What the exercise asks -
Repeat the data below exactly, with every entry included.

Data listing -
==========
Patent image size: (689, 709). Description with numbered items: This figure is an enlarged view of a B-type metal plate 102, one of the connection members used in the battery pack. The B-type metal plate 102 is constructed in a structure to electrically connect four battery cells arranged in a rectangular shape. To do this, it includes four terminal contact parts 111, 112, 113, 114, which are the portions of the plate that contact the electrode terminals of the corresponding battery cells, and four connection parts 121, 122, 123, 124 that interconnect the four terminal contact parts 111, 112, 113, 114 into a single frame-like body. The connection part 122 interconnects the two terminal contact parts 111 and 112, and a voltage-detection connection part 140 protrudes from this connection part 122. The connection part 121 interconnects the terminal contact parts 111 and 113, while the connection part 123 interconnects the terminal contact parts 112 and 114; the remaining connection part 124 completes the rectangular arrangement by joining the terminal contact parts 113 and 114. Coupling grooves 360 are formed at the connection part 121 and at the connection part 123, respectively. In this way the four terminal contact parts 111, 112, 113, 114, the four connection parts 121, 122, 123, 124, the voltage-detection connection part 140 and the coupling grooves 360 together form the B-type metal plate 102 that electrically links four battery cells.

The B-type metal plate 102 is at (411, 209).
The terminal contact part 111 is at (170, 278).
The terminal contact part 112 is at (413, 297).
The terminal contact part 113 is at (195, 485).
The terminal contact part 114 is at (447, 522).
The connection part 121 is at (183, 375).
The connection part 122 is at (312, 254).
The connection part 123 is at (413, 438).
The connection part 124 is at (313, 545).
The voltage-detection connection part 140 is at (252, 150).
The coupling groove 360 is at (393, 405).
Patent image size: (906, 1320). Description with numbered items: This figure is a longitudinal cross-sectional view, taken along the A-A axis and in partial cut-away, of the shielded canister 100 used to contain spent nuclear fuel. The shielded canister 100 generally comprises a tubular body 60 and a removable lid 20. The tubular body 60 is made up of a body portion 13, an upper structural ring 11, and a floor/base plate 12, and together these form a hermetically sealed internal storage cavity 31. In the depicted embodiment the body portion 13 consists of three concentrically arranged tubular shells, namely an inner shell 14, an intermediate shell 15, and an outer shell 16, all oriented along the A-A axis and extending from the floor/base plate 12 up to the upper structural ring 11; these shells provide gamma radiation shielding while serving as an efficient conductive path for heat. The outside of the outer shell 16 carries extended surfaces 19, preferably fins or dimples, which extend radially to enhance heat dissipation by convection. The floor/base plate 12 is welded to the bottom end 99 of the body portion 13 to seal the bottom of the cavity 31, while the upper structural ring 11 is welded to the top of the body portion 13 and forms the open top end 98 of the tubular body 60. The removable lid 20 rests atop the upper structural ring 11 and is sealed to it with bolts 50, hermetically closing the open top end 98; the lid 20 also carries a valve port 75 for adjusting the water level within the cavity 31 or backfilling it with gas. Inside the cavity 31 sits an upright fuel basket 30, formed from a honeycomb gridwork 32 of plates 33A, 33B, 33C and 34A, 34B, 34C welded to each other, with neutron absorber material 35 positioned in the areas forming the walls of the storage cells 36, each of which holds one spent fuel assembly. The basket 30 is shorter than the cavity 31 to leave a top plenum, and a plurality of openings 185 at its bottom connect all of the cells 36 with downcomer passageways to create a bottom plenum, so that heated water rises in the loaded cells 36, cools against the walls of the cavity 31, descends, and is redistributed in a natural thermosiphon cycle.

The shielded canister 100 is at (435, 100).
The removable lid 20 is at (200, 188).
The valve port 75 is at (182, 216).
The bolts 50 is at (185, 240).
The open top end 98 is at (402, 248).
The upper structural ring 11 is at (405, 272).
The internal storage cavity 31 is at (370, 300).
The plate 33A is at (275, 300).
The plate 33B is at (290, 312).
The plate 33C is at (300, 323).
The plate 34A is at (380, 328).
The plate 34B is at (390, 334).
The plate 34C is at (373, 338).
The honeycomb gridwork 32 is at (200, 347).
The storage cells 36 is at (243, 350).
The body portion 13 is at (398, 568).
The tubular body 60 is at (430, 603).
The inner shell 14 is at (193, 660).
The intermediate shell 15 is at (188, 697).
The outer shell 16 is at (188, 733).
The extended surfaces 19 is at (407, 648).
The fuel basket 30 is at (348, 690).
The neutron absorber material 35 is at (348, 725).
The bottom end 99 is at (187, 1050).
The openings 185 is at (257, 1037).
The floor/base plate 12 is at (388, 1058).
==========
Exercise answer -
Patent image size: (689, 709). Description with numbered items: This figure is an enlarged view of a B-type metal plate 102, one of the connection members used in the battery pack. The B-type metal plate 102 is constructed in a structure to electrically connect four battery cells arranged in a rectangular shape. To do this, it includes four terminal contact parts 111, 112, 113, 114, which are the portions of the plate that contact the electrode terminals of the corresponding battery cells, and four connection parts 121, 122, 123, 124 that interconnect the four terminal contact parts 111, 112, 113, 114 into a single frame-like body. The connection part 122 interconnects the two terminal contact parts 111 and 112, and a voltage-detection connection part 140 protrudes from this connection part 122. The connection part 121 interconnects the terminal contact parts 111 and 113, while the connection part 123 interconnects the terminal contact parts 112 and 114; the remaining connection part 124 completes the rectangular arrangement by joining the terminal contact parts 113 and 114. Coupling grooves 360 are formed at the connection part 121 and at the connection part 123, respectively. In this way the four terminal contact parts 111, 112, 113, 114, the four connection parts 121, 122, 123, 124, the voltage-detection connection part 140 and the coupling grooves 360 together form the B-type metal plate 102 that electrically links four battery cells.

The B-type metal plate 102 is at (411, 209).
The terminal contact part 111 is at (170, 278).
The terminal contact part 112 is at (413, 297).
The terminal contact part 113 is at (195, 485).
The terminal contact part 114 is at (447, 522).
The connection part 121 is at (183, 375).
The connection part 122 is at (312, 254).
The connection part 123 is at (413, 438).
The connection part 124 is at (313, 545).
The voltage-detection connection part 140 is at (252, 150).
The coupling groove 360 is at (393, 405).
Patent image size: (906, 1320). Description with numbered items: This figure is a longitudinal cross-sectional view, taken along the A-A axis and in partial cut-away, of the shielded canister 100 used to contain spent nuclear fuel. The shielded canister 100 generally comprises a tubular body 60 and a removable lid 20. The tubular body 60 is made up of a body portion 13, an upper structural ring 11, and a floor/base plate 12, and together these form a hermetically sealed internal storage cavity 31. In the depicted embodiment the body portion 13 consists of three concentrically arranged tubular shells, namely an inner shell 14, an intermediate shell 15, and an outer shell 16, all oriented along the A-A axis and extending from the floor/base plate 12 up to the upper structural ring 11; these shells provide gamma radiation shielding while serving as an efficient conductive path for heat. The outside of the outer shell 16 carries extended surfaces 19, preferably fins or dimples, which extend radially to enhance heat dissipation by convection. The floor/base plate 12 is welded to the bottom end 99 of the body portion 13 to seal the bottom of the cavity 31, while the upper structural ring 11 is welded to the top of the body portion 13 and forms the open top end 98 of the tubular body 60. The removable lid 20 rests atop the upper structural ring 11 and is sealed to it with bolts 50, hermetically closing the open top end 98; the lid 20 also carries a valve port 75 for adjusting the water level within the cavity 31 or backfilling it with gas. Inside the cavity 31 sits an upright fuel basket 30, formed from a honeycomb gridwork 32 of plates 33A, 33B, 33C and 34A, 34B, 34C welded to each other, with neutron absorber material 35 positioned in the areas forming the walls of the storage cells 36, each of which holds one spent fuel assembly. The basket 30 is shorter than the cavity 31 to leave a top plenum, and a plurality of openings 185 at its bottom connect all of the cells 36 with downcomer passageways to create a bottom plenum, so that heated water rises in the loaded cells 36, cools against the walls of the cavity 31, descends, and is redistributed in a natural thermosiphon cycle.

The shielded canister 100 is at (435, 100).
The removable lid 20 is at (200, 188).
The valve port 75 is at (182, 216).
The bolts 50 is at (185, 240).
The open top end 98 is at (402, 248).
The upper structural ring 11 is at (405, 272).
The internal storage cavity 31 is at (370, 300).
The plate 33A is at (275, 300).
The plate 33B is at (290, 312).
The plate 33C is at (300, 323).
The plate 34A is at (380, 328).
The plate 34B is at (390, 334).
The plate 34C is at (373, 338).
The honeycomb gridwork 32 is at (200, 347).
The storage cells 36 is at (243, 350).
The body portion 13 is at (398, 568).
The tubular body 60 is at (430, 603).
The inner shell 14 is at (193, 660).
The intermediate shell 15 is at (188, 697).
The outer shell 16 is at (188, 733).
The extended surfaces 19 is at (407, 648).
The fuel basket 30 is at (348, 690).
The neutron absorber material 35 is at (348, 725).
The bottom end 99 is at (187, 1050).
The openings 185 is at (257, 1037).
The floor/base plate 12 is at (388, 1058).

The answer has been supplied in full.